To do ::
From the entries below, gather each line containing the word "face".
# Source material start
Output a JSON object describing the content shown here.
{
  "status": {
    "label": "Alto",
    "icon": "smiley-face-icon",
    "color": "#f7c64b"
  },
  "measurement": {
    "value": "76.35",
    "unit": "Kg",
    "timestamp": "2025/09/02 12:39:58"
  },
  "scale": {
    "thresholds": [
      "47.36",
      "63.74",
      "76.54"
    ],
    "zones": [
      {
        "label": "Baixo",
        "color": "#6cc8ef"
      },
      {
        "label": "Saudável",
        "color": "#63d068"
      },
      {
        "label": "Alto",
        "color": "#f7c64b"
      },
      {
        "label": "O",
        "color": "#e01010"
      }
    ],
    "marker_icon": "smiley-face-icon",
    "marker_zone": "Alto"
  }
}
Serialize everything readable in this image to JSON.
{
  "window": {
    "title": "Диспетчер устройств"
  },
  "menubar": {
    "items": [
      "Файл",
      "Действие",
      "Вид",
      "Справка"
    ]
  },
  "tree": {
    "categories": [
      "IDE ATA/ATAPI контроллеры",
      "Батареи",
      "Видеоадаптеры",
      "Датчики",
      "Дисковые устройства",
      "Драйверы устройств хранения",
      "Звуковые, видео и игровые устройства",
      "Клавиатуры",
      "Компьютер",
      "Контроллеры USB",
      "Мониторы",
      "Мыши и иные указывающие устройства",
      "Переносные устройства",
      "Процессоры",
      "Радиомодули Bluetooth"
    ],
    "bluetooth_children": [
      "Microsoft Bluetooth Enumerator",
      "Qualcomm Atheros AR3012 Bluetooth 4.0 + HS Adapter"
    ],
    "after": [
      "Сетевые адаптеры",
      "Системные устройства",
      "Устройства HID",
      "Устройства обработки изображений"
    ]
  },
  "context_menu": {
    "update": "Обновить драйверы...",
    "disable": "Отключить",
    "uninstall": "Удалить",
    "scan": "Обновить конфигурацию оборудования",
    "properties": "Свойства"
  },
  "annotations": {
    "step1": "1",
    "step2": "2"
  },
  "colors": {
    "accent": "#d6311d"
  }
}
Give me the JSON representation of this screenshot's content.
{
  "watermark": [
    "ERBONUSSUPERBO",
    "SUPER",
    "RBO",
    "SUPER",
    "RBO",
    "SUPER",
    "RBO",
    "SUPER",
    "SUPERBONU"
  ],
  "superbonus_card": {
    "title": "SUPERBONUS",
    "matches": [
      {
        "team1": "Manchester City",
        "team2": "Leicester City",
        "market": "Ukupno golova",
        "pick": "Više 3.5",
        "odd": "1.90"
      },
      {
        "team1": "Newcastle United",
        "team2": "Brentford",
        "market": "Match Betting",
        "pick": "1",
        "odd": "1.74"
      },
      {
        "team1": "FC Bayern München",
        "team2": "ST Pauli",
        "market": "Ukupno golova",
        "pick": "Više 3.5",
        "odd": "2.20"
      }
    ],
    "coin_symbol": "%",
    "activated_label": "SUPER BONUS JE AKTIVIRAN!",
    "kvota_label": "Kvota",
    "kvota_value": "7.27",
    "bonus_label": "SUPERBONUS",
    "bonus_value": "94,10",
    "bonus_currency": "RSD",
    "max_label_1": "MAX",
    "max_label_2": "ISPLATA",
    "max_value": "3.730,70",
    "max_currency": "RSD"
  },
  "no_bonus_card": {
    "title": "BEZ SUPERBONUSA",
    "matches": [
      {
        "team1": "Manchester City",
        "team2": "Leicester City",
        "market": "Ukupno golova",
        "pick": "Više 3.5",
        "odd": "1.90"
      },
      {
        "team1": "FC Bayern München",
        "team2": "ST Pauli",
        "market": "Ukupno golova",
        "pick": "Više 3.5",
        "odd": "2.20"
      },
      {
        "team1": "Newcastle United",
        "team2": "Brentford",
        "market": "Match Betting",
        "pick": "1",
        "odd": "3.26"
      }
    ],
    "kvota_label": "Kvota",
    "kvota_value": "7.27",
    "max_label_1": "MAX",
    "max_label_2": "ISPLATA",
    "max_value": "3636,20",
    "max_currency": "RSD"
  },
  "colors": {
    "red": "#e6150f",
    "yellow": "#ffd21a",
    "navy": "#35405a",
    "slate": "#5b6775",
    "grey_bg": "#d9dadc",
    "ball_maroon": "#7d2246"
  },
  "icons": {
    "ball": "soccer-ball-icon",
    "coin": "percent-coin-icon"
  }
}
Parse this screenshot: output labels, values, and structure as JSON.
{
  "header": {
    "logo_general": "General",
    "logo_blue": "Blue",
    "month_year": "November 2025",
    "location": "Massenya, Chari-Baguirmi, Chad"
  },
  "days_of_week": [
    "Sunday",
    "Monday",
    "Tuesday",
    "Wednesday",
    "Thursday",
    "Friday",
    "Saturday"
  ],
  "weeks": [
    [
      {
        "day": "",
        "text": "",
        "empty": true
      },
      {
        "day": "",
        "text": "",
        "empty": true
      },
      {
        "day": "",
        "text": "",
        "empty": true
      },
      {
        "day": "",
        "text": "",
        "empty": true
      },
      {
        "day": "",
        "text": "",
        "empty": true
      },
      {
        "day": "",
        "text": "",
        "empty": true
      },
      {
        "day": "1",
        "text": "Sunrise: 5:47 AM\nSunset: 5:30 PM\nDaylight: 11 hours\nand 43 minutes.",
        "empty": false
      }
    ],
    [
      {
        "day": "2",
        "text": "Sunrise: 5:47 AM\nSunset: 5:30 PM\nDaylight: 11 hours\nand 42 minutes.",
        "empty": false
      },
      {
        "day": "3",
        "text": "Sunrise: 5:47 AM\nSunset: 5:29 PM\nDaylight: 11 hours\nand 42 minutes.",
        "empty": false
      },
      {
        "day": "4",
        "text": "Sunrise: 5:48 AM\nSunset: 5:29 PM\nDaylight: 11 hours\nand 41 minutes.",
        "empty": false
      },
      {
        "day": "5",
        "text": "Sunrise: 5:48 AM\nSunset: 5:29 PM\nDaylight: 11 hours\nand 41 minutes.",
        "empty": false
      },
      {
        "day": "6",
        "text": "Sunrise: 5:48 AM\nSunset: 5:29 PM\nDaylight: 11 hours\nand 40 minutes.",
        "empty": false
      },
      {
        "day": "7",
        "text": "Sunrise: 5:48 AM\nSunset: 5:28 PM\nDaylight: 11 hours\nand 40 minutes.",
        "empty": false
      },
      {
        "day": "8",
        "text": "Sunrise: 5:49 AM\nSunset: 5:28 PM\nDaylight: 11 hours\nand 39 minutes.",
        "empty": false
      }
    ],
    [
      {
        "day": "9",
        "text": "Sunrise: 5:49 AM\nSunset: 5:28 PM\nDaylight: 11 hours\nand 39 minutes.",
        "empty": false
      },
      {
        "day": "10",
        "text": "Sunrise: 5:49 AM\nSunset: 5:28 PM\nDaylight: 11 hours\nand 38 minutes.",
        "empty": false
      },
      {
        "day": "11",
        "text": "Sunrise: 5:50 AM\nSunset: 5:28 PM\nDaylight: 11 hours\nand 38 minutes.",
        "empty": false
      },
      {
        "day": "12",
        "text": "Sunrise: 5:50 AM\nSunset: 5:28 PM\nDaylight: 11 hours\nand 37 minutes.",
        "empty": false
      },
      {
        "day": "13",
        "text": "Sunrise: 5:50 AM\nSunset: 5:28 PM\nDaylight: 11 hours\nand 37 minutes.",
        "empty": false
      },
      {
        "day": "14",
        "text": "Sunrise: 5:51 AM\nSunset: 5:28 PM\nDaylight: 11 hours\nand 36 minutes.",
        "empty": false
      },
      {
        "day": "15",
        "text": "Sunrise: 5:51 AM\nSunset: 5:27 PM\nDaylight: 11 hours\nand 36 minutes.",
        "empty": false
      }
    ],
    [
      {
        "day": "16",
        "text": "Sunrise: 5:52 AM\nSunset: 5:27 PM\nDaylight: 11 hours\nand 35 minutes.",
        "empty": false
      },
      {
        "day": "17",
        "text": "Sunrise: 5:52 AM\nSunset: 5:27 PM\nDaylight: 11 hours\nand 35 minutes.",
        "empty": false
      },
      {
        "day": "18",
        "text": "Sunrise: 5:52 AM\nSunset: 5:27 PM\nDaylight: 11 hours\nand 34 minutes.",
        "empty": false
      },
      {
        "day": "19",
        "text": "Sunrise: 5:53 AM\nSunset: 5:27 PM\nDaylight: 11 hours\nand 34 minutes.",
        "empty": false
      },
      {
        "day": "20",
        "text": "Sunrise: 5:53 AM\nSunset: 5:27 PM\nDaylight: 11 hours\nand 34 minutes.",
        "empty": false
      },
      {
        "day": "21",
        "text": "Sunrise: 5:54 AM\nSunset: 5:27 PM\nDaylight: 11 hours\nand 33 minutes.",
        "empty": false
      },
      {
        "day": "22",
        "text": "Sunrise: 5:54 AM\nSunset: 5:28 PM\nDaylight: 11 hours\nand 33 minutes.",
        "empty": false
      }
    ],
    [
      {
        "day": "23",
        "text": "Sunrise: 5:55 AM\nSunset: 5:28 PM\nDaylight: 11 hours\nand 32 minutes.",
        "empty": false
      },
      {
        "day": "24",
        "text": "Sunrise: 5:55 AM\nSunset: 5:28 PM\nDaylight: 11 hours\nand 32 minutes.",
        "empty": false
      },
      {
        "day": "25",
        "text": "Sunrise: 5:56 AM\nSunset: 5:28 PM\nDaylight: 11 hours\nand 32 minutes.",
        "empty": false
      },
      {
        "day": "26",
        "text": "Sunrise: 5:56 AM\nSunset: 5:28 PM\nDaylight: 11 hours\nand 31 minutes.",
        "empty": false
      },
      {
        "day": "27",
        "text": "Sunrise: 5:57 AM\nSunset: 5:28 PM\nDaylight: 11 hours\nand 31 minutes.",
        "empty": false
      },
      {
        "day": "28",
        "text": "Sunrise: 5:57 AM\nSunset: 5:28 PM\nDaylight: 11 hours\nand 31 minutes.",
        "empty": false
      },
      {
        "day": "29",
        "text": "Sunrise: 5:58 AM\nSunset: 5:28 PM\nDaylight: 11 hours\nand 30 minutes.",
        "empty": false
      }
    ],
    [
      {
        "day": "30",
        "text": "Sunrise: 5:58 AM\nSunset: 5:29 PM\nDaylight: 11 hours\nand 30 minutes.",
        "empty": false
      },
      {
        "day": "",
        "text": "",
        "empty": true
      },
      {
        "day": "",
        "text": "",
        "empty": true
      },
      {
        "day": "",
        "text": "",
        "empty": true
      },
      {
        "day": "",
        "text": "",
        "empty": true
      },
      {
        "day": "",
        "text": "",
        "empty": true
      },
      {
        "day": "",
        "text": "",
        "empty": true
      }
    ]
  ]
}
# Source material end
The reply ::
    "icon": "smiley-face-icon",
    "marker_icon": "smiley-face-icon",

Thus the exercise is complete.